** Task brief **
In the material below, count the lines with the word "astropark" and state that number only.

_ _ _

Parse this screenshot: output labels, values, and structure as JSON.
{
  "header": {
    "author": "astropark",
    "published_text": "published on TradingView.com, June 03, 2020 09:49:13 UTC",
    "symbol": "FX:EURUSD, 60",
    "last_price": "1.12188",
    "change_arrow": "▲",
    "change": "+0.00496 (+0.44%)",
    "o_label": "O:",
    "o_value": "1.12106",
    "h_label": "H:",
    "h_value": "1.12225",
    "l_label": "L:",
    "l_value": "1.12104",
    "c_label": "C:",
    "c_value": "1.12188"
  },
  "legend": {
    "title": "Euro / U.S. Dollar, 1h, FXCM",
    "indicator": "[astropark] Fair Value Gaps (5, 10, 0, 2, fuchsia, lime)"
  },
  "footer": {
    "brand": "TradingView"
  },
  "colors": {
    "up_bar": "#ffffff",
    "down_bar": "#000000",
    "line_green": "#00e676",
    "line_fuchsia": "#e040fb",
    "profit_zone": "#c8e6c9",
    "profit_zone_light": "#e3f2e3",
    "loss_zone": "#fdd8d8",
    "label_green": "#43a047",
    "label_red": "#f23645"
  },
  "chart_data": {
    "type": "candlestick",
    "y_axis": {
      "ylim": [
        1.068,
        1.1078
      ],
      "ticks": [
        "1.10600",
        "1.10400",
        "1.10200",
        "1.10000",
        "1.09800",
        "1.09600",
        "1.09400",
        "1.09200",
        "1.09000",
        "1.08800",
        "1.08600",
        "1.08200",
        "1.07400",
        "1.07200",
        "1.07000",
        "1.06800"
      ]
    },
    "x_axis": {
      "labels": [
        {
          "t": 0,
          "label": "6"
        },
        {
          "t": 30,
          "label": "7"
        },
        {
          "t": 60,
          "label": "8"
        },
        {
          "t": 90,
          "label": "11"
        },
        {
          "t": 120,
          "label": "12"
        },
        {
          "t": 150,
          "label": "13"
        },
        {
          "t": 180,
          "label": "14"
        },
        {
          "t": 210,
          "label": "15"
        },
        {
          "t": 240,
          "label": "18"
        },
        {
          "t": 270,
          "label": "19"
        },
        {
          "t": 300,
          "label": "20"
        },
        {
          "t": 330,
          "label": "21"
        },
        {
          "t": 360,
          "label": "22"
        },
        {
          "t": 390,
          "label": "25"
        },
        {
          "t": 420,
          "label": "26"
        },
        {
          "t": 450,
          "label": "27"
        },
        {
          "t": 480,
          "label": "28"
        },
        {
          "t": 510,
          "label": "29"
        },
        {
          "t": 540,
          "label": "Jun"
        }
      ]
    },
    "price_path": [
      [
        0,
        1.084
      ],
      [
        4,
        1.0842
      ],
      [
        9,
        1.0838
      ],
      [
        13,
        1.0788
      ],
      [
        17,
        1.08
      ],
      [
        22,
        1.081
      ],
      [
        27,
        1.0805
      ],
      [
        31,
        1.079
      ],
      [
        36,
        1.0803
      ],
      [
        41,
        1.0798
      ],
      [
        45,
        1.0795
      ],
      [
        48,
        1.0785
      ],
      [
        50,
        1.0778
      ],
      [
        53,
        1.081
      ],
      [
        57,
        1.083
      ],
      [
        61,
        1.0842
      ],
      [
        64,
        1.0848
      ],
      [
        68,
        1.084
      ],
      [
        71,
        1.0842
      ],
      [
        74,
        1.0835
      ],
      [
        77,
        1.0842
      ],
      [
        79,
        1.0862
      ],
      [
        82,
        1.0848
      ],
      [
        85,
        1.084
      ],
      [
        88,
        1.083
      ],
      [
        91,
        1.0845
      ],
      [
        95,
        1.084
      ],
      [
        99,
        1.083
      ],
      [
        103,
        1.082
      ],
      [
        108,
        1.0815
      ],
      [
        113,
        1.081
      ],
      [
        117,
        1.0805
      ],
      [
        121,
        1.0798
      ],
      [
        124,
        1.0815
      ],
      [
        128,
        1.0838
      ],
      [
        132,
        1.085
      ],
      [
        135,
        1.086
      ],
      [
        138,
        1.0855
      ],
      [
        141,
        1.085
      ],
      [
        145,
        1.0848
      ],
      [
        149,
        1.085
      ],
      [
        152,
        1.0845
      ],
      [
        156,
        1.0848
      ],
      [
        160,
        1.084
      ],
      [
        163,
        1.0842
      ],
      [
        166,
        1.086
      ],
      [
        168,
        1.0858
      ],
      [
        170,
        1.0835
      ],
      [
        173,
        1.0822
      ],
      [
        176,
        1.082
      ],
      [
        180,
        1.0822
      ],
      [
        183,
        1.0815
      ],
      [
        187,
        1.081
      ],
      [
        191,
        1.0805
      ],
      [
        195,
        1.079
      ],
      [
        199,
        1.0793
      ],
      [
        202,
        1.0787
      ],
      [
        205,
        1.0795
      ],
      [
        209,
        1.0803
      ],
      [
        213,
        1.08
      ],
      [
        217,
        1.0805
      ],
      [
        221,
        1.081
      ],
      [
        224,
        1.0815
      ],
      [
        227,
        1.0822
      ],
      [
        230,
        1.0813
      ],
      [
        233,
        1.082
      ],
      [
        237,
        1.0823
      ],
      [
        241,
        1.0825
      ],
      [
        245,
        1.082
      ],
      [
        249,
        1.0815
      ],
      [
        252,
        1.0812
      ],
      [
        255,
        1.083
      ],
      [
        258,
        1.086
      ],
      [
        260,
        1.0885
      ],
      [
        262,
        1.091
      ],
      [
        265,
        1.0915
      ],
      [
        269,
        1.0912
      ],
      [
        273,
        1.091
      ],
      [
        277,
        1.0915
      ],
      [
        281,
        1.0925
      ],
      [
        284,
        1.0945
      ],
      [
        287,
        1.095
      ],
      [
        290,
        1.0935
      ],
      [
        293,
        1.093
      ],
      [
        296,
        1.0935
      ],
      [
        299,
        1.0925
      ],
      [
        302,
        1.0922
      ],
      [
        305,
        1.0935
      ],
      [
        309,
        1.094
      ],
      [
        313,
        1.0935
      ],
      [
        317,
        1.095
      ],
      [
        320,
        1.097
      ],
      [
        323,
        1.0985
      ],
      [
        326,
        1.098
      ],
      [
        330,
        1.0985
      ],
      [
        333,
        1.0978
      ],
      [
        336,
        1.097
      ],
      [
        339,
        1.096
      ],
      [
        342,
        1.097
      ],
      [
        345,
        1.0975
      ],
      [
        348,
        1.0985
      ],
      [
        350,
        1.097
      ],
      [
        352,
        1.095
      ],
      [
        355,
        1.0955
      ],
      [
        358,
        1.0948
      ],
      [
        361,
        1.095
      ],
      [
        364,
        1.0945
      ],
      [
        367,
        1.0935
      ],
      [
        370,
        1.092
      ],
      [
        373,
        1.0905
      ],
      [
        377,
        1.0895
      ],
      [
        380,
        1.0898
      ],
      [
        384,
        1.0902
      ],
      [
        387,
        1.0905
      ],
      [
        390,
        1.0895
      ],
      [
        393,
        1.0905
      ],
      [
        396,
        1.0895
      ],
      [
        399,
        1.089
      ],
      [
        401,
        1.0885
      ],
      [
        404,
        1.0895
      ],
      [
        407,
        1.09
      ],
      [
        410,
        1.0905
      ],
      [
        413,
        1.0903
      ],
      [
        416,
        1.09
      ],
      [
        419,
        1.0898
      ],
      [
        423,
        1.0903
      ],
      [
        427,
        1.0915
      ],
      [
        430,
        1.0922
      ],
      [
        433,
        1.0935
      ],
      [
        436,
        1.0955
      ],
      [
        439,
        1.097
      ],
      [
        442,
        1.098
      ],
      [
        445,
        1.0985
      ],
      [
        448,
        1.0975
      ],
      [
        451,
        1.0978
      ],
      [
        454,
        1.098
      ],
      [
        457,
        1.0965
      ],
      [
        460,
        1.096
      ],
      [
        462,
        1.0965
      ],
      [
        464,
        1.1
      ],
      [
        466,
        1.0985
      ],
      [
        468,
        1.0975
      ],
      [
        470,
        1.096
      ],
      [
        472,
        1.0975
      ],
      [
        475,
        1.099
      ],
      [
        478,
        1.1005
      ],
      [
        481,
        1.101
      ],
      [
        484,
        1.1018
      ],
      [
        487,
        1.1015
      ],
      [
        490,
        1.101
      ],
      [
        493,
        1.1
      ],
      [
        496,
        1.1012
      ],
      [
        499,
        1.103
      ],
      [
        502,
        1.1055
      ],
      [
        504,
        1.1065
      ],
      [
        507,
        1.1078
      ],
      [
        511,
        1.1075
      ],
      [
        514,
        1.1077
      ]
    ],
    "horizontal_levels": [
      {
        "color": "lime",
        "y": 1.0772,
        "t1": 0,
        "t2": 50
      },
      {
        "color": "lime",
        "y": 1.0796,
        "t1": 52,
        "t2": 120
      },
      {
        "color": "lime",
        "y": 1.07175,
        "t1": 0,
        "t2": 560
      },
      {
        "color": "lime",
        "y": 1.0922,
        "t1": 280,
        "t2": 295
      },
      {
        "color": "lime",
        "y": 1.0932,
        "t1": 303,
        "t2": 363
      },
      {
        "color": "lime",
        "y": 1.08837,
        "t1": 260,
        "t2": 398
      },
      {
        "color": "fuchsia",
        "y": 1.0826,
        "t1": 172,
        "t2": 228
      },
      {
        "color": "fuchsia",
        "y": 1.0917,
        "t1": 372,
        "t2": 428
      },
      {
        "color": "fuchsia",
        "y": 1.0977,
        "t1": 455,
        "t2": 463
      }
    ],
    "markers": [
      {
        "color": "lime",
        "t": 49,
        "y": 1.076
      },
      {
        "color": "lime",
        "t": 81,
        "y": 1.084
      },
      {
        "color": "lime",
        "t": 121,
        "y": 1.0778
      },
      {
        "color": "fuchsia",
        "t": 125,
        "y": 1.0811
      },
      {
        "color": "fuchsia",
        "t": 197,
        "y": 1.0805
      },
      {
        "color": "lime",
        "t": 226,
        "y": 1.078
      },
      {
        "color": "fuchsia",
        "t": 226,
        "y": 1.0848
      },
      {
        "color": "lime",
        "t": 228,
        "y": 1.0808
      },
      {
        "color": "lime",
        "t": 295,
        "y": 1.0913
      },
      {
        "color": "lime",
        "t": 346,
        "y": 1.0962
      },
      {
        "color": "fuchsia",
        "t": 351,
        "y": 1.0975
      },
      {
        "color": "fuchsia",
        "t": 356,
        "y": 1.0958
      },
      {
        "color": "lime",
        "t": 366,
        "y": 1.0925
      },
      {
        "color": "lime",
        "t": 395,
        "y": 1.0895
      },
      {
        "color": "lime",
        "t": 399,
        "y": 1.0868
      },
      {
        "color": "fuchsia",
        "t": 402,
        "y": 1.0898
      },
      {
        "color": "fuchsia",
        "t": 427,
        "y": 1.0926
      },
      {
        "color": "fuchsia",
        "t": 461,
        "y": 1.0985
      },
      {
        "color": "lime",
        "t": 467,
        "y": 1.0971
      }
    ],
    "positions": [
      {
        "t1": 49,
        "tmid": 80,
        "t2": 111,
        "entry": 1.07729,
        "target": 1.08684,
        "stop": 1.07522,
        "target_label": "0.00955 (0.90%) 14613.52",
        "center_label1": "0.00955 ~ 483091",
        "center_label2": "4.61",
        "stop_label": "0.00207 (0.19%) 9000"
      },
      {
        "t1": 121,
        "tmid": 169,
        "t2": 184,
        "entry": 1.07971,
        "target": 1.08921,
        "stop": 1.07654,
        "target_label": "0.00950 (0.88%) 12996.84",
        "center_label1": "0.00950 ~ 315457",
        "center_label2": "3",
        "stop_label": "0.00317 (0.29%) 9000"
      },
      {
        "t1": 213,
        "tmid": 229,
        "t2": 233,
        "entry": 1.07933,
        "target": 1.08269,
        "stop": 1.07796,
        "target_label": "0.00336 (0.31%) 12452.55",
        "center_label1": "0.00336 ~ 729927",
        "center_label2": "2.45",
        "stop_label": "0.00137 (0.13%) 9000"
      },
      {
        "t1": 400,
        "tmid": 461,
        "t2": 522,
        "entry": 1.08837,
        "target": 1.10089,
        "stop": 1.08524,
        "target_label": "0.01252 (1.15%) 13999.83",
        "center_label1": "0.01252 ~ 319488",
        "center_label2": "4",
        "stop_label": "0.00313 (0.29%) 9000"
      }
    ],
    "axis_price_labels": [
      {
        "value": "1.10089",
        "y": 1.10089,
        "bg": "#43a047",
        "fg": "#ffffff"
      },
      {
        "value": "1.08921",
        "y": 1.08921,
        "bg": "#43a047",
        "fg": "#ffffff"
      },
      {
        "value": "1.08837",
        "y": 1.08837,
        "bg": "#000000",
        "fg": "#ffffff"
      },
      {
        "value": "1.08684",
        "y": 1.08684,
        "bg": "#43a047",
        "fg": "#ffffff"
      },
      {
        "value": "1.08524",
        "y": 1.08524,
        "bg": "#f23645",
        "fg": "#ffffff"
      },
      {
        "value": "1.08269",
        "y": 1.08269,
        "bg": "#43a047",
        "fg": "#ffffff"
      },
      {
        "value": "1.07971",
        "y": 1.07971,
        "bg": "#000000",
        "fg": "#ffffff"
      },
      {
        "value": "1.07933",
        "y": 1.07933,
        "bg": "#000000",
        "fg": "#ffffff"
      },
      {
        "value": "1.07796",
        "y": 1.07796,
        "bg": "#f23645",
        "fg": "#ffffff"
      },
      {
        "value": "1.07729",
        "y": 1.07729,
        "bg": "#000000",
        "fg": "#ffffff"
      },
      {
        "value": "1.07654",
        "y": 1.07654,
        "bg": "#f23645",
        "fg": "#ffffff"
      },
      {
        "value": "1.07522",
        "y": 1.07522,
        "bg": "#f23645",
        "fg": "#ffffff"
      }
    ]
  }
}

_ _ _

** Exercise response **
2